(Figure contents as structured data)
• • •
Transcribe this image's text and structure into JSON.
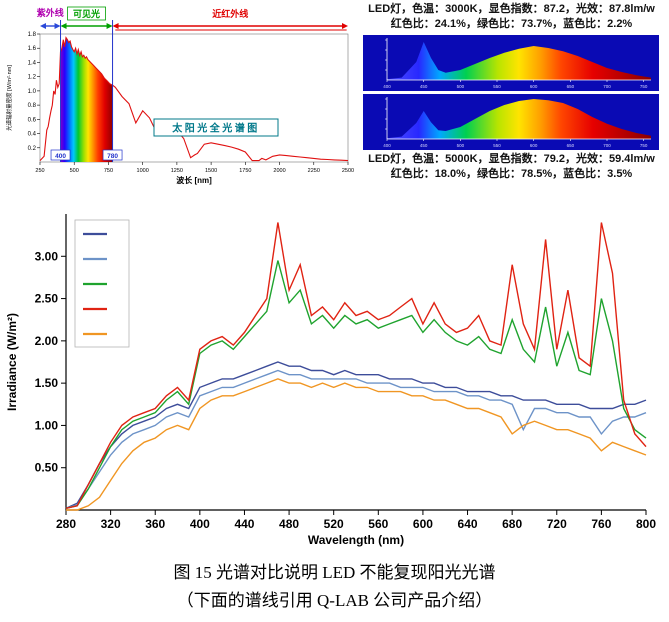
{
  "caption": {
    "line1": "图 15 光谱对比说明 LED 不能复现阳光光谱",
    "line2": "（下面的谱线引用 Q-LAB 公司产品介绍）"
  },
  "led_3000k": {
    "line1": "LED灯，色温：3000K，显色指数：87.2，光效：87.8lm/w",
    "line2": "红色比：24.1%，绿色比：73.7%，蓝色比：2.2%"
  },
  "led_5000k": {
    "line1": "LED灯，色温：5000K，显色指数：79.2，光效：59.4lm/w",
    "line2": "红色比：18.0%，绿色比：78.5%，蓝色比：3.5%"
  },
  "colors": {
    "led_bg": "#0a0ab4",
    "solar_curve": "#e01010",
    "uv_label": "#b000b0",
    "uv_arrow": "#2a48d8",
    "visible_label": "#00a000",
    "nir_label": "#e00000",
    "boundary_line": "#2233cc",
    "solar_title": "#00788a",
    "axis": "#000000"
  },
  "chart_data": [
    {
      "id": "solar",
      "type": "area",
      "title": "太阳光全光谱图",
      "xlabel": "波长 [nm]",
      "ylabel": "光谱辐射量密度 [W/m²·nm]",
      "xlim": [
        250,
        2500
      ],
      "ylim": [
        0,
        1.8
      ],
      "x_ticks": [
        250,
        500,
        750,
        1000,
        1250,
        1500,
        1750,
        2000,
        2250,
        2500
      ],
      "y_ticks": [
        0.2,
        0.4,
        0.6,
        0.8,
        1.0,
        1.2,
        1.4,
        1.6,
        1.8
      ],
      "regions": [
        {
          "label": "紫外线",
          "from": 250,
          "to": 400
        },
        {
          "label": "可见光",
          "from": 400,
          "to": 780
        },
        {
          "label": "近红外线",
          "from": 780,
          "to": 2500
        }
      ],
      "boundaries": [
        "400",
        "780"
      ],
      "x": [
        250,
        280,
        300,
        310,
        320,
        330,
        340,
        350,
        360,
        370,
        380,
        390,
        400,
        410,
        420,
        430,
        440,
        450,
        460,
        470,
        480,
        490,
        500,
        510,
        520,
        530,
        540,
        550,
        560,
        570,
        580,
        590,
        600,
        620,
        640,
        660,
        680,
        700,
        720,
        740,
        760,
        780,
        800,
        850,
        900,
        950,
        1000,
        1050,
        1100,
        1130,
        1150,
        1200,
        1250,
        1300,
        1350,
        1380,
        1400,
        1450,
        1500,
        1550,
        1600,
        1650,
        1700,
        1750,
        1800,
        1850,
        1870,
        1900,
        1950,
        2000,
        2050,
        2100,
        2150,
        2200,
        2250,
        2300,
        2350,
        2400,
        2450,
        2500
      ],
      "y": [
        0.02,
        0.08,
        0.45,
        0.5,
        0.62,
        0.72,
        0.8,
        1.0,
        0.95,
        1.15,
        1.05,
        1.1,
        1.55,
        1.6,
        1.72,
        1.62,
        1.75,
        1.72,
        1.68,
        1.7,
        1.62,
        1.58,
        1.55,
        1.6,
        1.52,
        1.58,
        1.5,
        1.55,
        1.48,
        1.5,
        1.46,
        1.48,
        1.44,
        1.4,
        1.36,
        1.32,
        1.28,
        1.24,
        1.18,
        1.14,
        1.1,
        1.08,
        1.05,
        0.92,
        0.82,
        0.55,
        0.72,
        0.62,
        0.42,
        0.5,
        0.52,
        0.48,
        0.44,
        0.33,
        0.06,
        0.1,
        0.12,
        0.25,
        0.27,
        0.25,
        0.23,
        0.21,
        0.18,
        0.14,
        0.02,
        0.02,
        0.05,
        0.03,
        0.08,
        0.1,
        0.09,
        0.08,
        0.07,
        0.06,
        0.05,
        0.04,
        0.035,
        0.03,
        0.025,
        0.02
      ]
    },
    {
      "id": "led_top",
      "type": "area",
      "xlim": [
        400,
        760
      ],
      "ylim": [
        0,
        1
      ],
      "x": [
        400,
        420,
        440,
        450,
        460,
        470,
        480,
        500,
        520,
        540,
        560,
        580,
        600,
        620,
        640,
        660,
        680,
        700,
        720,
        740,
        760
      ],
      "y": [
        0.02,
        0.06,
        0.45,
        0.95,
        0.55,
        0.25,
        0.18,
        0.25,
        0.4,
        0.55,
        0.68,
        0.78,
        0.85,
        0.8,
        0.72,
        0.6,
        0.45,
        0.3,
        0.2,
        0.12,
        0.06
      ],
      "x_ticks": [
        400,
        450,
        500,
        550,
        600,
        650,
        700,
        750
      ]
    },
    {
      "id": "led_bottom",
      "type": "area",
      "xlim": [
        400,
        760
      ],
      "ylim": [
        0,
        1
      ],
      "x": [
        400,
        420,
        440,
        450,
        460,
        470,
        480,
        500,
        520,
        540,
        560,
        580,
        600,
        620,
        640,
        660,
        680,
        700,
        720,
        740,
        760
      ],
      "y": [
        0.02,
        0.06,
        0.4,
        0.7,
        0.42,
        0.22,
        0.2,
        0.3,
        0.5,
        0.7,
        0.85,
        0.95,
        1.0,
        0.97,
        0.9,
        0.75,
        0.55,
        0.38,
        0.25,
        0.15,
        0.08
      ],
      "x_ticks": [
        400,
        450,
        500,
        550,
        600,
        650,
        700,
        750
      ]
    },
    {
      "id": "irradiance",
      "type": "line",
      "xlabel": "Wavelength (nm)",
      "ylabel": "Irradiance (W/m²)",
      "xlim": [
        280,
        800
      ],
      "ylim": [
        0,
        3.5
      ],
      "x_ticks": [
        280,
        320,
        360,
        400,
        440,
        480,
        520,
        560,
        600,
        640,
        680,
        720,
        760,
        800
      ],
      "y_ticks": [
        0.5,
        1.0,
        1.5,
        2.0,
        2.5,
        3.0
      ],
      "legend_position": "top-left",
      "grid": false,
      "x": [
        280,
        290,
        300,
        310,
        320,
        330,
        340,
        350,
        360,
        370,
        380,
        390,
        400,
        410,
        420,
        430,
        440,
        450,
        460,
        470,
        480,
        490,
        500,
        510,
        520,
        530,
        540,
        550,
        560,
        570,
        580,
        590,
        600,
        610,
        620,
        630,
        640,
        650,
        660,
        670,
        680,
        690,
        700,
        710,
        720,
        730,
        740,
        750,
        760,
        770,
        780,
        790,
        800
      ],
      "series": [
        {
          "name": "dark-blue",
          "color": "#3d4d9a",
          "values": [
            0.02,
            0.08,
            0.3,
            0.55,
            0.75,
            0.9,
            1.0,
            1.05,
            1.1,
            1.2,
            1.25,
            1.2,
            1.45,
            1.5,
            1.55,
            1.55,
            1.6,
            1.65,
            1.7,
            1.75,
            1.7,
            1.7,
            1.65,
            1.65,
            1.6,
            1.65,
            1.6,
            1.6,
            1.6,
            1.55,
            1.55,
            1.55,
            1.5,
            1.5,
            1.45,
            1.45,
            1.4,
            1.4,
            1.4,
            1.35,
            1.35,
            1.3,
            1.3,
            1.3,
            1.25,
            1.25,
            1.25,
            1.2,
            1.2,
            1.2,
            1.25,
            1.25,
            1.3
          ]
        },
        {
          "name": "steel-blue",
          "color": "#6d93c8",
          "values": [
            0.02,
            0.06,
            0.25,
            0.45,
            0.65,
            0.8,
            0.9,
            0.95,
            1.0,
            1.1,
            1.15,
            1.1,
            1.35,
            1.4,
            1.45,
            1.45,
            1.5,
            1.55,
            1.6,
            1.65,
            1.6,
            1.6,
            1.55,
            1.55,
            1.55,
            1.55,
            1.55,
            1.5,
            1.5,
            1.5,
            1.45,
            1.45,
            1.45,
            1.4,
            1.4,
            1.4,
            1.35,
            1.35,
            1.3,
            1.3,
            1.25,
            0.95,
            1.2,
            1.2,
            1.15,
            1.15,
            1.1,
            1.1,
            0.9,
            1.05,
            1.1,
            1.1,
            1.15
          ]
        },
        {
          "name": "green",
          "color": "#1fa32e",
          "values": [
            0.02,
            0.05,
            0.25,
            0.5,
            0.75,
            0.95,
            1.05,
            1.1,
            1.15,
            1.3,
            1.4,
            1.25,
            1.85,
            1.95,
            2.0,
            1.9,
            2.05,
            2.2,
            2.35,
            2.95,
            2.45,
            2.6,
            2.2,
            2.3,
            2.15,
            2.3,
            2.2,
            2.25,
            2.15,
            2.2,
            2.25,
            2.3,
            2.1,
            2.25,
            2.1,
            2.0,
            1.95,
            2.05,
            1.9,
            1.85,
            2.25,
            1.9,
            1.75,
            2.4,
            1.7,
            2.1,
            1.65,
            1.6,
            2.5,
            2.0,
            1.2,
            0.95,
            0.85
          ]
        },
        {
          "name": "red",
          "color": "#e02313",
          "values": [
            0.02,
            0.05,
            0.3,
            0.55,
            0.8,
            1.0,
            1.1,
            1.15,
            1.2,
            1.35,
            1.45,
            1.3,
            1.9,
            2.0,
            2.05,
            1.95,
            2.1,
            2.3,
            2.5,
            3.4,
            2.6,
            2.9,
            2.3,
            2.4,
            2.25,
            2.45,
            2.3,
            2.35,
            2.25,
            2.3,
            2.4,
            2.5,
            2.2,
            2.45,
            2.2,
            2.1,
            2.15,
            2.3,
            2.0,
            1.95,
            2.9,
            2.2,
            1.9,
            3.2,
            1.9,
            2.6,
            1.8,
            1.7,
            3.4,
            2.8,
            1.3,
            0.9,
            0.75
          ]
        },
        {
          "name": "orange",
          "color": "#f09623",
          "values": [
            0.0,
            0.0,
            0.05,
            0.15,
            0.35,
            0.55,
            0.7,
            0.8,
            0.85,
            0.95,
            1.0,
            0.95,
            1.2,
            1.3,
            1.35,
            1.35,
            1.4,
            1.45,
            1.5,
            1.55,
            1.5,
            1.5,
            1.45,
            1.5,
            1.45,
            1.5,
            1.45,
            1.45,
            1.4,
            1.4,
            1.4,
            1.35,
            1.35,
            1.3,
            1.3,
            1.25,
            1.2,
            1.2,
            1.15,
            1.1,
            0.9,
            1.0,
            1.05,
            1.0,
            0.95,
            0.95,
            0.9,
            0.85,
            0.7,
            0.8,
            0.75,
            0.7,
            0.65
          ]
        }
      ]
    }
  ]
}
• • •
WHAT IS EXPECTED: Using the entries above, find all lines with "LED灯". Copy them.

FINAL RESULT:
    "line1": "LED灯，色温：3000K，显色指数：87.2，光效：87.8lm/w",
    "line1": "LED灯，色温：5000K，显色指数：79.2，光效：59.4lm/w",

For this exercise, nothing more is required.